#### Dataset entries:
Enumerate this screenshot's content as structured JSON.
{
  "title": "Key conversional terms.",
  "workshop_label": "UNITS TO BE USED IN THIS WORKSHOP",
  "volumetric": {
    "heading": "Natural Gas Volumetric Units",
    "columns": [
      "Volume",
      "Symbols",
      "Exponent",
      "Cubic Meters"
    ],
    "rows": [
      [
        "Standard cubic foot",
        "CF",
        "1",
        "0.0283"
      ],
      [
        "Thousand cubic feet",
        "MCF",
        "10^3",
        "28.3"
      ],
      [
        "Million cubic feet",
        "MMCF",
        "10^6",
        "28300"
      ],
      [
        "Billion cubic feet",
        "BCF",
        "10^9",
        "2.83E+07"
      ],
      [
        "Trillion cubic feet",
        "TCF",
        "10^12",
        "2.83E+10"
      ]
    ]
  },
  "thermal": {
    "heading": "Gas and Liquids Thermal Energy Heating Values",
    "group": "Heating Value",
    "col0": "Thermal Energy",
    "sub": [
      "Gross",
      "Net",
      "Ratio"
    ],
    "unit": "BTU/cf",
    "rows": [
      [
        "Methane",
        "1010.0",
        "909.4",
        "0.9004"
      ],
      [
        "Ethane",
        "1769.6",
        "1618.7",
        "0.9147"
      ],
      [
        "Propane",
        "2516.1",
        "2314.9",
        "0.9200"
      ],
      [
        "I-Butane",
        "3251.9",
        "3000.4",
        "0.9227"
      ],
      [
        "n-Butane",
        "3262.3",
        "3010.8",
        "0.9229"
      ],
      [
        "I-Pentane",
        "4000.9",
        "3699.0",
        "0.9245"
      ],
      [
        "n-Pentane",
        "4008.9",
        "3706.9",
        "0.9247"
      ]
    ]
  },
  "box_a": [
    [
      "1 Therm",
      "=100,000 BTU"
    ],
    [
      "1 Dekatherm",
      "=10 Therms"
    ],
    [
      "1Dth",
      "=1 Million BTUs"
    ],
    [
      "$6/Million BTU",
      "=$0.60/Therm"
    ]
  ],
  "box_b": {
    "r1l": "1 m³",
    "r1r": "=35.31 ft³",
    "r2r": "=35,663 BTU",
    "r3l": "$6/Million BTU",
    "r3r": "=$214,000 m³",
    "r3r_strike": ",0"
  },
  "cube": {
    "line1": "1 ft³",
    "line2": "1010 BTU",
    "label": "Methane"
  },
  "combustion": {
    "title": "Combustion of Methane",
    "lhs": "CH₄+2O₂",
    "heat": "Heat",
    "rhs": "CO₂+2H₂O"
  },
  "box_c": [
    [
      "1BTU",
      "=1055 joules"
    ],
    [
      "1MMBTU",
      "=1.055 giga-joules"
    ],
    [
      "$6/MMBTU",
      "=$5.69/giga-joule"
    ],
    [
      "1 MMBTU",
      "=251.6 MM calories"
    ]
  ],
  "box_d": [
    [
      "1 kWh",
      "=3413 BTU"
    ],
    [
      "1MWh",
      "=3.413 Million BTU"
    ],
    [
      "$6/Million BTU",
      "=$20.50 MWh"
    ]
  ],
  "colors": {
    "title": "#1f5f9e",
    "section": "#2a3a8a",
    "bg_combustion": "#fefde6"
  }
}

---

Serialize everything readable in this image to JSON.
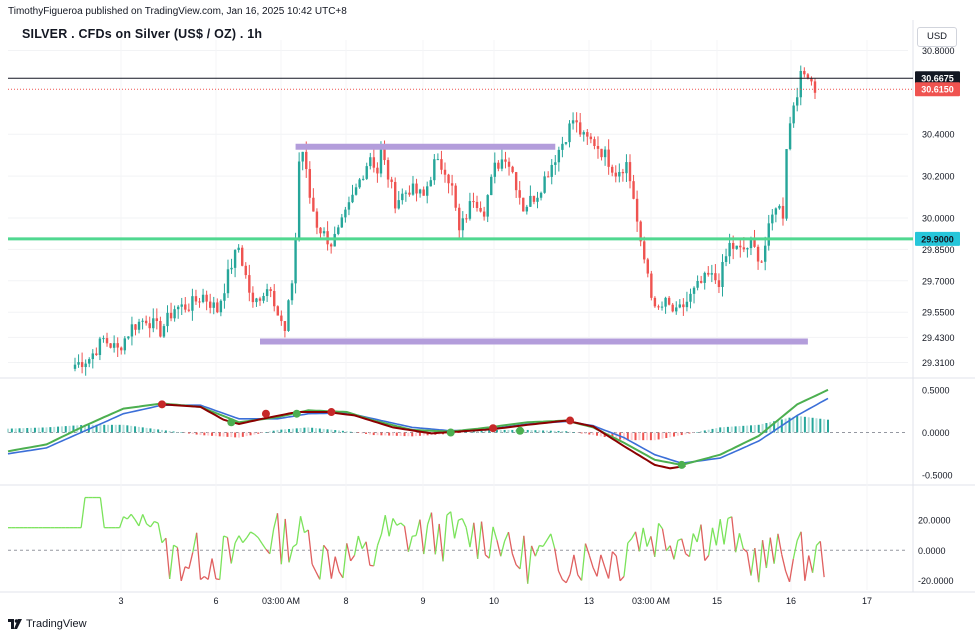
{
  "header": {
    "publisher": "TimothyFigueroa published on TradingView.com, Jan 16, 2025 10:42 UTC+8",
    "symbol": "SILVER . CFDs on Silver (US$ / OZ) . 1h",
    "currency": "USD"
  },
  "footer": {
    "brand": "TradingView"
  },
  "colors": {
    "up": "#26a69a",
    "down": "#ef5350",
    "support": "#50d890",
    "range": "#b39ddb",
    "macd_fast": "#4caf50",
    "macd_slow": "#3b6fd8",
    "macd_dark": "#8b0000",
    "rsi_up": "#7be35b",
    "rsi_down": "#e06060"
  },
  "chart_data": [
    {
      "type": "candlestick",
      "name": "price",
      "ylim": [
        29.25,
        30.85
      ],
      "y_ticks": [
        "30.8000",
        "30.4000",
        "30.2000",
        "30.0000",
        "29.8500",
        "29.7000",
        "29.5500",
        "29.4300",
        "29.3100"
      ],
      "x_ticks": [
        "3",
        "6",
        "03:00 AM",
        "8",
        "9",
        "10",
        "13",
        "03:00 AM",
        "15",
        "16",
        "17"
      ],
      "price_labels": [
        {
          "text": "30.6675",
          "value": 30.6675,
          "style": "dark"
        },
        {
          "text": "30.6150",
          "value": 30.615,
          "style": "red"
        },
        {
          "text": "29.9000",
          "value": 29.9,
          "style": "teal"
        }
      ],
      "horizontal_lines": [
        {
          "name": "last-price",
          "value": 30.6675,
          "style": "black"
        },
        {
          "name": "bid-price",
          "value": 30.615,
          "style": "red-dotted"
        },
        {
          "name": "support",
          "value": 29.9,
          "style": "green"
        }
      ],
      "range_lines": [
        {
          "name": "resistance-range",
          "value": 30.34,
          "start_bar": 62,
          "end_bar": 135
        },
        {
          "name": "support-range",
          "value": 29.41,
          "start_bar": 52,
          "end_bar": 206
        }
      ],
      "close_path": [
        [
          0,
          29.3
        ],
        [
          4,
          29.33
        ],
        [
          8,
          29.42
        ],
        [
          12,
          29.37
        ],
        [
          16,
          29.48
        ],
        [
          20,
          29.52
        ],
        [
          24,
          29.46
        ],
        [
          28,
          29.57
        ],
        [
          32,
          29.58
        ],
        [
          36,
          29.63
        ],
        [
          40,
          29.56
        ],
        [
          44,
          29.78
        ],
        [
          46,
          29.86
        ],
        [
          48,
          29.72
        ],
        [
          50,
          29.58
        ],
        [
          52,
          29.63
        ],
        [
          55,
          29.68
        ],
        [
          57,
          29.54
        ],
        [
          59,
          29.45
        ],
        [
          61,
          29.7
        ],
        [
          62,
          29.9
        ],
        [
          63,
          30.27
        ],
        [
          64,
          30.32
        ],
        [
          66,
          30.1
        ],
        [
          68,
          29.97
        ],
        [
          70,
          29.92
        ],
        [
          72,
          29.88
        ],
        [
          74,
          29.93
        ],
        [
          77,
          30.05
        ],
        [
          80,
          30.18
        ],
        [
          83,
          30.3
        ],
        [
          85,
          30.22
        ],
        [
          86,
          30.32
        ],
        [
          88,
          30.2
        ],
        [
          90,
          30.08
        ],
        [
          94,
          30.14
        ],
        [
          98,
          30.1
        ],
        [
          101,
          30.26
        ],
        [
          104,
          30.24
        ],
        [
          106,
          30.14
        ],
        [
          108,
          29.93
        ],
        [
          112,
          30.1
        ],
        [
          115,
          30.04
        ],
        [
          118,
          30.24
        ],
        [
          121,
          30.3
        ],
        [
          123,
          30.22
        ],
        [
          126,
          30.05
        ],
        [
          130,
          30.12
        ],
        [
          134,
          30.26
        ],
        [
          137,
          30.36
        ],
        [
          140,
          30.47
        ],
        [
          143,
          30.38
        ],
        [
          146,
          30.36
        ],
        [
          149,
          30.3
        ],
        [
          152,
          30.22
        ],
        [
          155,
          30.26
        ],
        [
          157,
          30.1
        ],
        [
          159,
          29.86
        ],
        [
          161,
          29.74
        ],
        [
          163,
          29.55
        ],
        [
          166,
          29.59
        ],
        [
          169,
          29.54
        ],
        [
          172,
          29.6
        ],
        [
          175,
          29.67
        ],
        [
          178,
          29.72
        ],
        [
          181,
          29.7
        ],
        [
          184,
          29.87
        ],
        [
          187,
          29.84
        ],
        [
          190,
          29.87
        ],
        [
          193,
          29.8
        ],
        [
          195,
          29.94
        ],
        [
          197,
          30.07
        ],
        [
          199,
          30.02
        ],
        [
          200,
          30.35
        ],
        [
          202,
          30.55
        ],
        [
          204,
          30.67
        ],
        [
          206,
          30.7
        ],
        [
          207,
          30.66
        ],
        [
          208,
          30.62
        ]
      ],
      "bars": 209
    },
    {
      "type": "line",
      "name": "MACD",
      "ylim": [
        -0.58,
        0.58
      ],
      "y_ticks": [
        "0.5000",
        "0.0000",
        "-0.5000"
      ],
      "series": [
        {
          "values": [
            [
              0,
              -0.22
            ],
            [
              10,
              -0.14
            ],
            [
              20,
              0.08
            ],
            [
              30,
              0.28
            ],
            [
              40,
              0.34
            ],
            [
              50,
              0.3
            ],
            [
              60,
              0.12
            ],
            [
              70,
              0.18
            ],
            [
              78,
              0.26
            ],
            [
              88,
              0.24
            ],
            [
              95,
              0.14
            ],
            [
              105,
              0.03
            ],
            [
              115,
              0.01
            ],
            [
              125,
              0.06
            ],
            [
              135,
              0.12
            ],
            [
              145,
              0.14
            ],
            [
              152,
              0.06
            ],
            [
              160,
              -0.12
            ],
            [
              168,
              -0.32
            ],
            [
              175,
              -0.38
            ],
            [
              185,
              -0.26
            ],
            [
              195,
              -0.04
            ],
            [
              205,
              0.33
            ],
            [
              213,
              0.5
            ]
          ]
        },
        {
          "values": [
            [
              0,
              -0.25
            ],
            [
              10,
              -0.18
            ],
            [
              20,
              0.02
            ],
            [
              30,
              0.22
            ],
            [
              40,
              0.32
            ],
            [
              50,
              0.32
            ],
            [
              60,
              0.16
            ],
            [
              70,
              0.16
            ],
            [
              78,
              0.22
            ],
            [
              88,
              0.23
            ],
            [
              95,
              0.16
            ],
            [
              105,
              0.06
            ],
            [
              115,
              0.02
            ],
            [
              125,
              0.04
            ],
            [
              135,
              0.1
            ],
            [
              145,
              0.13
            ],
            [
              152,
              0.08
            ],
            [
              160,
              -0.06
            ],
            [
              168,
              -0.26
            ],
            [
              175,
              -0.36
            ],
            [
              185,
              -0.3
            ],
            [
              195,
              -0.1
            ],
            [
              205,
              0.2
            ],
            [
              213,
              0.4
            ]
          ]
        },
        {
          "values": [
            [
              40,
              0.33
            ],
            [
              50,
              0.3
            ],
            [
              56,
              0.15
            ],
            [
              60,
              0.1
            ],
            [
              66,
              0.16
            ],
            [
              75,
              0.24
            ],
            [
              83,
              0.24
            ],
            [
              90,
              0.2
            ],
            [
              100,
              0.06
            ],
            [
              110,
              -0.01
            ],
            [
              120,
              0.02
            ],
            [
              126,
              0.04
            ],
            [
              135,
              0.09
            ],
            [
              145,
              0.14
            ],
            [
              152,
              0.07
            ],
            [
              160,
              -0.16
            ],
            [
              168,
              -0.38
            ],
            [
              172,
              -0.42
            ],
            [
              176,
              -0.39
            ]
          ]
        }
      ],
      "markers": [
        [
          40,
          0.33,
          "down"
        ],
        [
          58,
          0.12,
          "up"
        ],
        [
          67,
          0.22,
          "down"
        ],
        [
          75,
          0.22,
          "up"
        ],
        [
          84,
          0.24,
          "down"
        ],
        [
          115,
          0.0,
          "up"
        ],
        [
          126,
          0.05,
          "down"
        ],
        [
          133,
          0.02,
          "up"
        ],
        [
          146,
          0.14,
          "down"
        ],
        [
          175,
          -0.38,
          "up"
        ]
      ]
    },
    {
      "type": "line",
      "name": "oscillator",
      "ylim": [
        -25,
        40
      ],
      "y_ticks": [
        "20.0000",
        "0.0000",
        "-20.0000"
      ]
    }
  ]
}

#### Exercise directions:
Check each line of the records above for "JSON", and copy those that have it.

#### Final result:
Enumerate this screenshot's content as structured JSON.
Serialize everything readable in this image to JSON.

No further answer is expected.